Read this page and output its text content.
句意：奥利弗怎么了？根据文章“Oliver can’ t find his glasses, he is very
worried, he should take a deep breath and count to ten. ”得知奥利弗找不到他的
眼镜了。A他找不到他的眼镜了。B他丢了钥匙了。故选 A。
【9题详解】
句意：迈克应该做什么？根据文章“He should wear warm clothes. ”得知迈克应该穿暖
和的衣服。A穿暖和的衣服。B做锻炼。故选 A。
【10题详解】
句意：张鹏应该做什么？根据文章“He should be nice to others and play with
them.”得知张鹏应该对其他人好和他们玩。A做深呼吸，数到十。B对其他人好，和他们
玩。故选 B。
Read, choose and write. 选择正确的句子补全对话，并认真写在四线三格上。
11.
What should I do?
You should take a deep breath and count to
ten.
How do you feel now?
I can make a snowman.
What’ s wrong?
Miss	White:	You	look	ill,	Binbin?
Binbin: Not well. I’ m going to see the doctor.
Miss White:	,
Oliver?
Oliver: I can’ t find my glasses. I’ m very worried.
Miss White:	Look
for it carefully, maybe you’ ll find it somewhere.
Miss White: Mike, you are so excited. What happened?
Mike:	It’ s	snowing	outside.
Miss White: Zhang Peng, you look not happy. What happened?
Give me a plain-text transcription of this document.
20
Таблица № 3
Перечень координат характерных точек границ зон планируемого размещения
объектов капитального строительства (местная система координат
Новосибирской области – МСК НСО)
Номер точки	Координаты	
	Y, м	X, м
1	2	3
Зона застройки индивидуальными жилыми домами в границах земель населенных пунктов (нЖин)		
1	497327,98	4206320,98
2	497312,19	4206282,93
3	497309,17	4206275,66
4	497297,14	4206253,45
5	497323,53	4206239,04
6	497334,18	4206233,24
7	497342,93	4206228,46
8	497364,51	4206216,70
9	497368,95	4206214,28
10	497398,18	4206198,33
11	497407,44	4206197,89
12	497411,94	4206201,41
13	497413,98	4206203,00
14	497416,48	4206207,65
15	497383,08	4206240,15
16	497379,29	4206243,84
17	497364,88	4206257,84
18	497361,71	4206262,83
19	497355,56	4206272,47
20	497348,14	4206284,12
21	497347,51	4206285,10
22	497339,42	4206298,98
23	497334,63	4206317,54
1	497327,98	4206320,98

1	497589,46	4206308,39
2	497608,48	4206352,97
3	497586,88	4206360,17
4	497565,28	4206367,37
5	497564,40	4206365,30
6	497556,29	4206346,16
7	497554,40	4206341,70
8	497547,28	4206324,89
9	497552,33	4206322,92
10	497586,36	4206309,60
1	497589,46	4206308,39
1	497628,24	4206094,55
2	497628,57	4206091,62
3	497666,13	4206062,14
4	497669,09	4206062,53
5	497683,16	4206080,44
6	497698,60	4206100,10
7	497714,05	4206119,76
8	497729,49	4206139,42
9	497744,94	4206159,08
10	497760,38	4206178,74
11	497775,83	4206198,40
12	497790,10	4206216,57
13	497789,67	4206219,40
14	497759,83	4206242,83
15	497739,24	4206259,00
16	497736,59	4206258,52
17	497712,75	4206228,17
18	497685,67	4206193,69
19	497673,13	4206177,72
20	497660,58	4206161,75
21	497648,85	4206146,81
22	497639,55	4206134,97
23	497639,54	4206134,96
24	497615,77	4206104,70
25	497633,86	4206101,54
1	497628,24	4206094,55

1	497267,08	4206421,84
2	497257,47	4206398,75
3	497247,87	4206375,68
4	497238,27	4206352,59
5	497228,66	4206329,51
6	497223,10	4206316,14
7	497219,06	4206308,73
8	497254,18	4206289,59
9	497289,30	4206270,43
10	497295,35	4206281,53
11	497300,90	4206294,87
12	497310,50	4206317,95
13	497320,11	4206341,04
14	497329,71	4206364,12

* **OBJECTIVE**: Look for the word "this" and return every line where it occurs.

* **ANSWER TO THE PROBLEM**:
Read this page and output its text content.
Give me a plain-text transcription of this document.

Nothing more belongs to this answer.